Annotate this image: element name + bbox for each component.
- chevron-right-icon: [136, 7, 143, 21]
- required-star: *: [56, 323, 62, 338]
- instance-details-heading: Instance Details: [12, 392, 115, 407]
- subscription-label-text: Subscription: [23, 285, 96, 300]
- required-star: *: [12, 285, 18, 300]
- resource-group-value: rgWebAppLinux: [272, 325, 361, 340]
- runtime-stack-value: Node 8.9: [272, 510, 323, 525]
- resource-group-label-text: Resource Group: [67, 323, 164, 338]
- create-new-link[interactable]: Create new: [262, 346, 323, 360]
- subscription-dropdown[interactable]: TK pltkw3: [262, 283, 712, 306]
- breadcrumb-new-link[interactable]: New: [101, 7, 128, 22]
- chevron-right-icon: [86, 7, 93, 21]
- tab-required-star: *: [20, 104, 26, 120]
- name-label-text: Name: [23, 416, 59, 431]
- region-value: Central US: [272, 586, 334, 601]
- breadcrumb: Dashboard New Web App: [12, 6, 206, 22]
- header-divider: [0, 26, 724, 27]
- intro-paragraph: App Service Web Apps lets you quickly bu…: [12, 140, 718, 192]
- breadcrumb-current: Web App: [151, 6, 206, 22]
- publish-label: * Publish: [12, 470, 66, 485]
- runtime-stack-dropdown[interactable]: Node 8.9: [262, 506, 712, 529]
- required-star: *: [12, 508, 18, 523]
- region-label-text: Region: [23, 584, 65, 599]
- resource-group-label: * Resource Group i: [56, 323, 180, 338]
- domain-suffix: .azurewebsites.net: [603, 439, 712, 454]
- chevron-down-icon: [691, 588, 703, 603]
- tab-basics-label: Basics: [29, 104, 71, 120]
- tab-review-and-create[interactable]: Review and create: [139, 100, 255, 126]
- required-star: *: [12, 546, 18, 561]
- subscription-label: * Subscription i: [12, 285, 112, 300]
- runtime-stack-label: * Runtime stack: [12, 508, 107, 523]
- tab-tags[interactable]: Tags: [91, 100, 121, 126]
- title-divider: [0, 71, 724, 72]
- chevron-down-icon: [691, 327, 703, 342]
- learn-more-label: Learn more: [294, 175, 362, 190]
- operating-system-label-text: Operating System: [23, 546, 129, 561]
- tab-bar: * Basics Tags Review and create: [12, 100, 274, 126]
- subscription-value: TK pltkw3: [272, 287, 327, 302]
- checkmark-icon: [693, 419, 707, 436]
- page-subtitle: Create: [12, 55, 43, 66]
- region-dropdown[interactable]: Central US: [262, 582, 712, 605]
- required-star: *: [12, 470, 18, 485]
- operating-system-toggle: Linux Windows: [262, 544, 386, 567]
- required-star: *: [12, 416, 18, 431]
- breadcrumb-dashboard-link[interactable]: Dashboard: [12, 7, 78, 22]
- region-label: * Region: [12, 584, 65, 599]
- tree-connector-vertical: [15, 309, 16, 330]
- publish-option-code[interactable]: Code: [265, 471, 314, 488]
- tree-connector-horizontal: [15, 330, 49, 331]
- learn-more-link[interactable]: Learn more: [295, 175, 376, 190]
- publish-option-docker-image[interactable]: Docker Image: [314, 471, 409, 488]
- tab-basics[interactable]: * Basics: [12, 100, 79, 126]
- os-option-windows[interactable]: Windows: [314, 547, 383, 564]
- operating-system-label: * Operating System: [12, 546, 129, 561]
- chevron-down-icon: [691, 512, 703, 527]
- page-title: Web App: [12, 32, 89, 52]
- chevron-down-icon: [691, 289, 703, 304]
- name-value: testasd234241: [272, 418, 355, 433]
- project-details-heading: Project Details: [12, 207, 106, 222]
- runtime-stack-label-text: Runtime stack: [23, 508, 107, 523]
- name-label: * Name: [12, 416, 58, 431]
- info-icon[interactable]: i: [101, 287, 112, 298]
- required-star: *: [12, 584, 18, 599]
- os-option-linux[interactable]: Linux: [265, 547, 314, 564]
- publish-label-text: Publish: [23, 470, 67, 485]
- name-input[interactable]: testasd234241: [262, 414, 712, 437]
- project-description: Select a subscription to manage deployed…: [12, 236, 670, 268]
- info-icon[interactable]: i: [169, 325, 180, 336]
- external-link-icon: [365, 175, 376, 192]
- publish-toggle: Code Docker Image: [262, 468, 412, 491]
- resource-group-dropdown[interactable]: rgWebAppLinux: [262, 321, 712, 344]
*-*-*
▶ _Stated goal_: Convert the lines from the first one through the line containing "- subscription-label-text: Subscription: [23, 285, 96, 300]" into a numbered list, omitting any blank lines.

▶ _Task output_:
1. Annotate this image: element name + bbox for each component.
2. - chevron-right-icon: [136, 7, 143, 21]
3. - required-star: *: [56, 323, 62, 338]
4. - instance-details-heading: Instance Details: [12, 392, 115, 407]
5. - subscription-label-text: Subscription: [23, 285, 96, 300]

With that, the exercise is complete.